**WHAT IS REQUIRED:** Copy out each line exactly; pictures stay out of the copy.

**Data entries:**
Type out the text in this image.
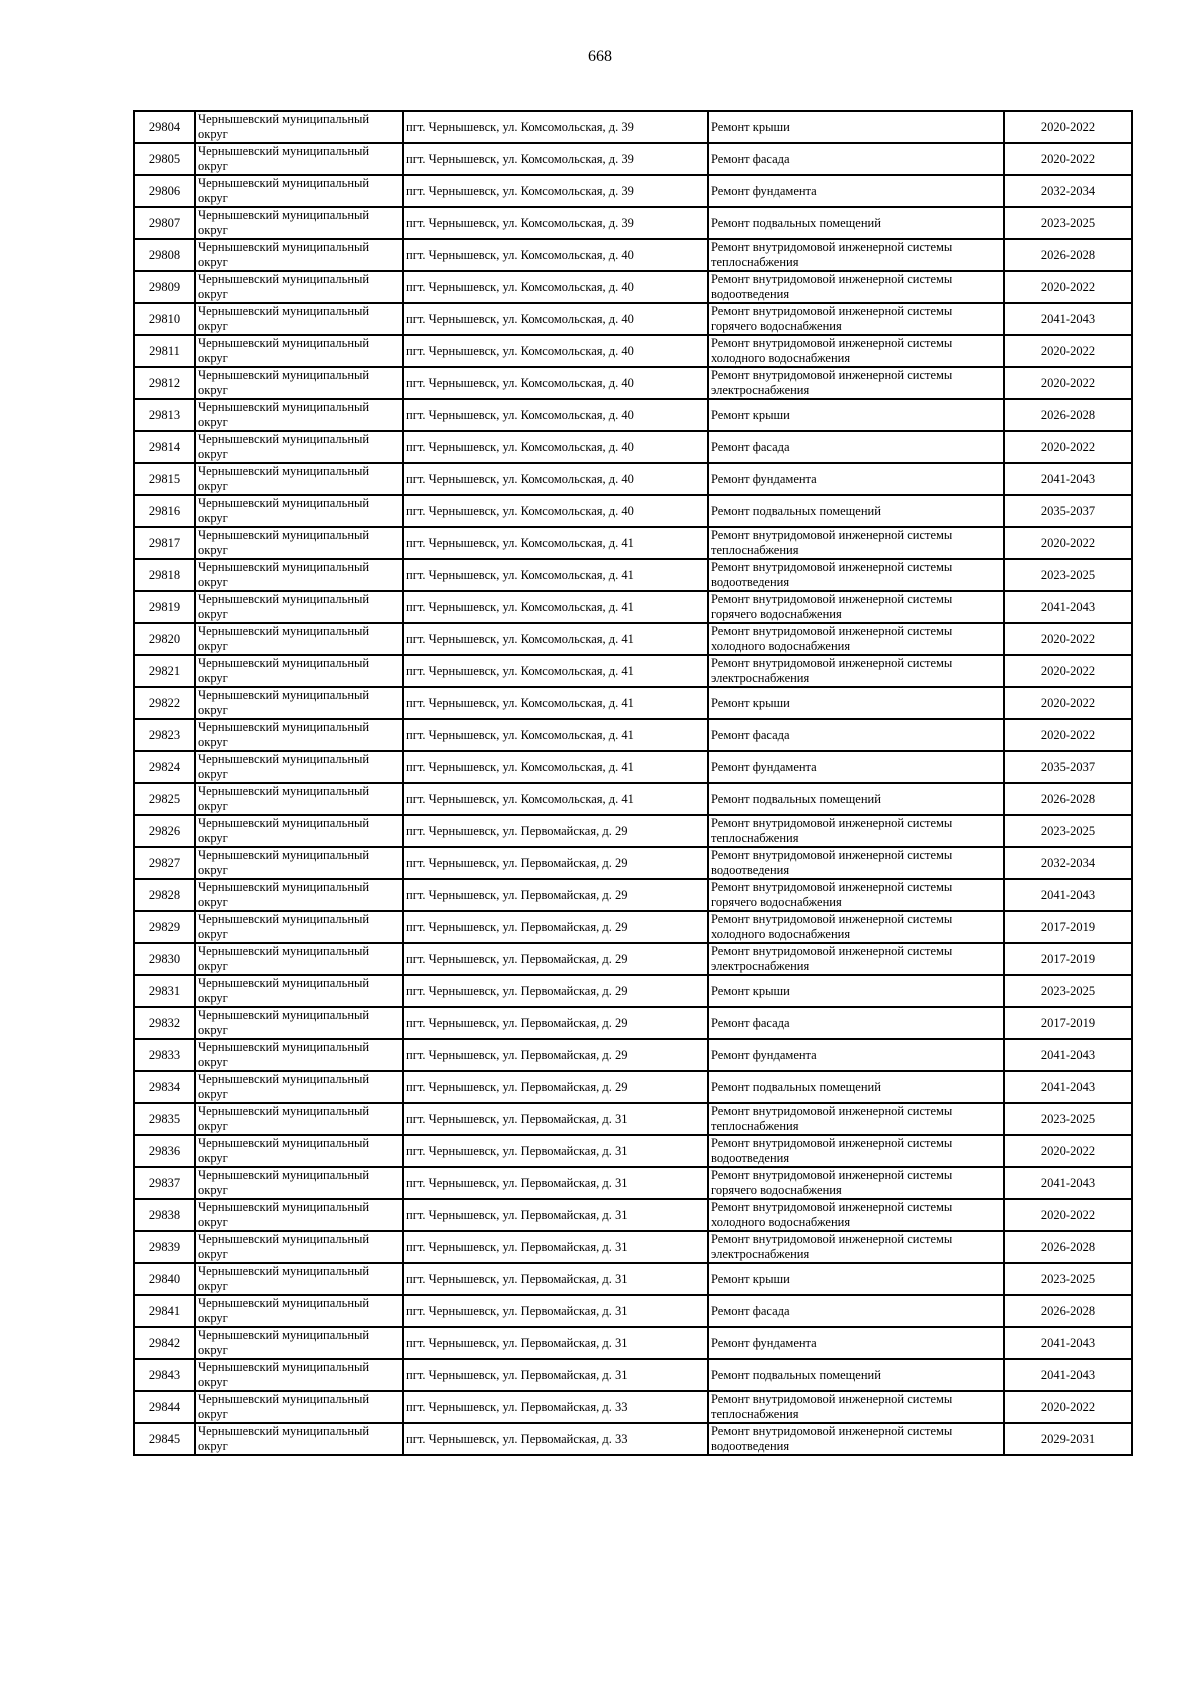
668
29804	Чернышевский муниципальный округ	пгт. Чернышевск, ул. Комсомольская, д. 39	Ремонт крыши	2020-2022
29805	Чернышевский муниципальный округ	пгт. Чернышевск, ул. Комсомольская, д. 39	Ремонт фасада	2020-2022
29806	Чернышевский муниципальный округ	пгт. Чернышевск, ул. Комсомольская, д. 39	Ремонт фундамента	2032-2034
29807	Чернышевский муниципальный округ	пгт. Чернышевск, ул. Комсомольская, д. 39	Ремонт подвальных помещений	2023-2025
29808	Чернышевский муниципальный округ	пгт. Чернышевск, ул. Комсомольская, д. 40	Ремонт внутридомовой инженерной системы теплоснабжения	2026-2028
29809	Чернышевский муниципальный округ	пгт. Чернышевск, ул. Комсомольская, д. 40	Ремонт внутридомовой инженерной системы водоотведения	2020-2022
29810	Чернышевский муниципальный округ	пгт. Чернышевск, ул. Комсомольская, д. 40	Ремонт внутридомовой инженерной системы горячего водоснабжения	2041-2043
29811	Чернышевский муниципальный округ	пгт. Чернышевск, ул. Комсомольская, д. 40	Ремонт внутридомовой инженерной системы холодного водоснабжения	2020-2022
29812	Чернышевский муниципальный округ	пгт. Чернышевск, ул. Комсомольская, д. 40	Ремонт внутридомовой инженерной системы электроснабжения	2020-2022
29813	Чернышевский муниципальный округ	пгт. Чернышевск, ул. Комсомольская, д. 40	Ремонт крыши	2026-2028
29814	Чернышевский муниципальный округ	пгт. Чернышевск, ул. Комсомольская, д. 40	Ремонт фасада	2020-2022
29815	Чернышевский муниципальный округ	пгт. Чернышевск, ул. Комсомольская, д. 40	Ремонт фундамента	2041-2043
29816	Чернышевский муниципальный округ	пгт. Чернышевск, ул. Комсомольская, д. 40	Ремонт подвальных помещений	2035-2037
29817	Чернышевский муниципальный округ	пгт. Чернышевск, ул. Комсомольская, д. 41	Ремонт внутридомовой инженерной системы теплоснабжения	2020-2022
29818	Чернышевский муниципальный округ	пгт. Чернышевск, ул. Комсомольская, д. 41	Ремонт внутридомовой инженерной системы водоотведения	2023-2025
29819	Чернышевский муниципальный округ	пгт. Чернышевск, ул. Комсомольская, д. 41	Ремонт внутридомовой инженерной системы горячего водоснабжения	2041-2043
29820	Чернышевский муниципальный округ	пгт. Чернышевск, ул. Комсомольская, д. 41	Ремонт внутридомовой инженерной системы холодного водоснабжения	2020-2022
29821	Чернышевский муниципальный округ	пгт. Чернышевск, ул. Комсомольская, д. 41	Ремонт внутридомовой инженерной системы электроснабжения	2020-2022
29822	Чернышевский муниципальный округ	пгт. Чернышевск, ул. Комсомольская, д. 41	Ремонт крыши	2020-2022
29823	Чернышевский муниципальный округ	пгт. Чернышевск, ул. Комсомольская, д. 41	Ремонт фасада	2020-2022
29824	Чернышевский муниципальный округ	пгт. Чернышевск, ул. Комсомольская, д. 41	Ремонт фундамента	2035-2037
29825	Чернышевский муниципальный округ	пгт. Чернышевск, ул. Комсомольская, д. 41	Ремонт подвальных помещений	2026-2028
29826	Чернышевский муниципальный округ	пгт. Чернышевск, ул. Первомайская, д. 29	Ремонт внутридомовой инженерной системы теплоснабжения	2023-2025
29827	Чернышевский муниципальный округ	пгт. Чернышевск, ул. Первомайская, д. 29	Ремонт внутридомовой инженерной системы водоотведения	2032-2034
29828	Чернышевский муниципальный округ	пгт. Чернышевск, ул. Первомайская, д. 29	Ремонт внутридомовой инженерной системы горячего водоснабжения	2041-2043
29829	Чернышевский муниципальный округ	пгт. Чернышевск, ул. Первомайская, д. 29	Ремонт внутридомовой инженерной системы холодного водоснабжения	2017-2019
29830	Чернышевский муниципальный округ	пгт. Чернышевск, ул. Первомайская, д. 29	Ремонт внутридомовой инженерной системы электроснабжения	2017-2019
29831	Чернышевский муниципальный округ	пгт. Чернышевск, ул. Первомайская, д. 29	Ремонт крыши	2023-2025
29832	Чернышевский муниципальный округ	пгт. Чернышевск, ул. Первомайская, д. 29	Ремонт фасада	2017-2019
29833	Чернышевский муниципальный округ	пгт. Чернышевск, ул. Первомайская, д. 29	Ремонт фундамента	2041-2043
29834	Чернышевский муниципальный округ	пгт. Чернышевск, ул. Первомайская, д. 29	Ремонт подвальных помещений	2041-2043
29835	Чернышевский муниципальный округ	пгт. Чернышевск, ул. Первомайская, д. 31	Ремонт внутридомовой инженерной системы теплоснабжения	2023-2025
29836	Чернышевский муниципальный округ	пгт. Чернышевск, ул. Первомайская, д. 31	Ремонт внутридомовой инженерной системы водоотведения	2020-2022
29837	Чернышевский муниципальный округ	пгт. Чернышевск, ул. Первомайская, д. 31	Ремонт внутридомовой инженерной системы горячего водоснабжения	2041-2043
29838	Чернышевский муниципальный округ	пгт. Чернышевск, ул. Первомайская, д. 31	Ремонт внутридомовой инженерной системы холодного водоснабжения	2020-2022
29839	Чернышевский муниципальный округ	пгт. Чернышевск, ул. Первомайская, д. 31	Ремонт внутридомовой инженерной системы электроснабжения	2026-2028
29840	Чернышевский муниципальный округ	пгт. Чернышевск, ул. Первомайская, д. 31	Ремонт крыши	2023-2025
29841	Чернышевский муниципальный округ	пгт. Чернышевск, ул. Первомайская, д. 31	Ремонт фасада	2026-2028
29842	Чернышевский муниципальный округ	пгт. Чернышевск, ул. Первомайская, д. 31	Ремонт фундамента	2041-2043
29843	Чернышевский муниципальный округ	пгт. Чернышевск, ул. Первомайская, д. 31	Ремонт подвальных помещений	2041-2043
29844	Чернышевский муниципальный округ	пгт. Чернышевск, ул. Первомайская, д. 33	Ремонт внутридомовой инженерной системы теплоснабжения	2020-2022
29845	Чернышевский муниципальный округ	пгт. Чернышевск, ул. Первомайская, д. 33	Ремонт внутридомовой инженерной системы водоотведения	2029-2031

**ANSWER FOR THIS EXERCISE:**
Type out the text in this image.
668
29804	Чернышевский муниципальный округ	пгт. Чернышевск, ул. Комсомольская, д. 39	Ремонт крыши	2020-2022
29805	Чернышевский муниципальный округ	пгт. Чернышевск, ул. Комсомольская, д. 39	Ремонт фасада	2020-2022
29806	Чернышевский муниципальный округ	пгт. Чернышевск, ул. Комсомольская, д. 39	Ремонт фундамента	2032-2034
29807	Чернышевский муниципальный округ	пгт. Чернышевск, ул. Комсомольская, д. 39	Ремонт подвальных помещений	2023-2025
29808	Чернышевский муниципальный округ	пгт. Чернышевск, ул. Комсомольская, д. 40	Ремонт внутридомовой инженерной системы теплоснабжения	2026-2028
29809	Чернышевский муниципальный округ	пгт. Чернышевск, ул. Комсомольская, д. 40	Ремонт внутридомовой инженерной системы водоотведения	2020-2022
29810	Чернышевский муниципальный округ	пгт. Чернышевск, ул. Комсомольская, д. 40	Ремонт внутридомовой инженерной системы горячего водоснабжения	2041-2043
29811	Чернышевский муниципальный округ	пгт. Чернышевск, ул. Комсомольская, д. 40	Ремонт внутридомовой инженерной системы холодного водоснабжения	2020-2022
29812	Чернышевский муниципальный округ	пгт. Чернышевск, ул. Комсомольская, д. 40	Ремонт внутридомовой инженерной системы электроснабжения	2020-2022
29813	Чернышевский муниципальный округ	пгт. Чернышевск, ул. Комсомольская, д. 40	Ремонт крыши	2026-2028
29814	Чернышевский муниципальный округ	пгт. Чернышевск, ул. Комсомольская, д. 40	Ремонт фасада	2020-2022
29815	Чернышевский муниципальный округ	пгт. Чернышевск, ул. Комсомольская, д. 40	Ремонт фундамента	2041-2043
29816	Чернышевский муниципальный округ	пгт. Чернышевск, ул. Комсомольская, д. 40	Ремонт подвальных помещений	2035-2037
29817	Чернышевский муниципальный округ	пгт. Чернышевск, ул. Комсомольская, д. 41	Ремонт внутридомовой инженерной системы теплоснабжения	2020-2022
29818	Чернышевский муниципальный округ	пгт. Чернышевск, ул. Комсомольская, д. 41	Ремонт внутридомовой инженерной системы водоотведения	2023-2025
29819	Чернышевский муниципальный округ	пгт. Чернышевск, ул. Комсомольская, д. 41	Ремонт внутридомовой инженерной системы горячего водоснабжения	2041-2043
29820	Чернышевский муниципальный округ	пгт. Чернышевск, ул. Комсомольская, д. 41	Ремонт внутридомовой инженерной системы холодного водоснабжения	2020-2022
29821	Чернышевский муниципальный округ	пгт. Чернышевск, ул. Комсомольская, д. 41	Ремонт внутридомовой инженерной системы электроснабжения	2020-2022
29822	Чернышевский муниципальный округ	пгт. Чернышевск, ул. Комсомольская, д. 41	Ремонт крыши	2020-2022
29823	Чернышевский муниципальный округ	пгт. Чернышевск, ул. Комсомольская, д. 41	Ремонт фасада	2020-2022
29824	Чернышевский муниципальный округ	пгт. Чернышевск, ул. Комсомольская, д. 41	Ремонт фундамента	2035-2037
29825	Чернышевский муниципальный округ	пгт. Чернышевск, ул. Комсомольская, д. 41	Ремонт подвальных помещений	2026-2028
29826	Чернышевский муниципальный округ	пгт. Чернышевск, ул. Первомайская, д. 29	Ремонт внутридомовой инженерной системы теплоснабжения	2023-2025
29827	Чернышевский муниципальный округ	пгт. Чернышевск, ул. Первомайская, д. 29	Ремонт внутридомовой инженерной системы водоотведения	2032-2034
29828	Чернышевский муниципальный округ	пгт. Чернышевск, ул. Первомайская, д. 29	Ремонт внутридомовой инженерной системы горячего водоснабжения	2041-2043
29829	Чернышевский муниципальный округ	пгт. Чернышевск, ул. Первомайская, д. 29	Ремонт внутридомовой инженерной системы холодного водоснабжения	2017-2019
29830	Чернышевский муниципальный округ	пгт. Чернышевск, ул. Первомайская, д. 29	Ремонт внутридомовой инженерной системы электроснабжения	2017-2019
29831	Чернышевский муниципальный округ	пгт. Чернышевск, ул. Первомайская, д. 29	Ремонт крыши	2023-2025
29832	Чернышевский муниципальный округ	пгт. Чернышевск, ул. Первомайская, д. 29	Ремонт фасада	2017-2019
29833	Чернышевский муниципальный округ	пгт. Чернышевск, ул. Первомайская, д. 29	Ремонт фундамента	2041-2043
29834	Чернышевский муниципальный округ	пгт. Чернышевск, ул. Первомайская, д. 29	Ремонт подвальных помещений	2041-2043
29835	Чернышевский муниципальный округ	пгт. Чернышевск, ул. Первомайская, д. 31	Ремонт внутридомовой инженерной системы теплоснабжения	2023-2025
29836	Чернышевский муниципальный округ	пгт. Чернышевск, ул. Первомайская, д. 31	Ремонт внутридомовой инженерной системы водоотведения	2020-2022
29837	Чернышевский муниципальный округ	пгт. Чернышевск, ул. Первомайская, д. 31	Ремонт внутридомовой инженерной системы горячего водоснабжения	2041-2043
29838	Чернышевский муниципальный округ	пгт. Чернышевск, ул. Первомайская, д. 31	Ремонт внутридомовой инженерной системы холодного водоснабжения	2020-2022
29839	Чернышевский муниципальный округ	пгт. Чернышевск, ул. Первомайская, д. 31	Ремонт внутридомовой инженерной системы электроснабжения	2026-2028
29840	Чернышевский муниципальный округ	пгт. Чернышевск, ул. Первомайская, д. 31	Ремонт крыши	2023-2025
29841	Чернышевский муниципальный округ	пгт. Чернышевск, ул. Первомайская, д. 31	Ремонт фасада	2026-2028
29842	Чернышевский муниципальный округ	пгт. Чернышевск, ул. Первомайская, д. 31	Ремонт фундамента	2041-2043
29843	Чернышевский муниципальный округ	пгт. Чернышевск, ул. Первомайская, д. 31	Ремонт подвальных помещений	2041-2043
29844	Чернышевский муниципальный округ	пгт. Чернышевск, ул. Первомайская, д. 33	Ремонт внутридомовой инженерной системы теплоснабжения	2020-2022
29845	Чернышевский муниципальный округ	пгт. Чернышевск, ул. Первомайская, д. 33	Ремонт внутридомовой инженерной системы водоотведения	2029-2031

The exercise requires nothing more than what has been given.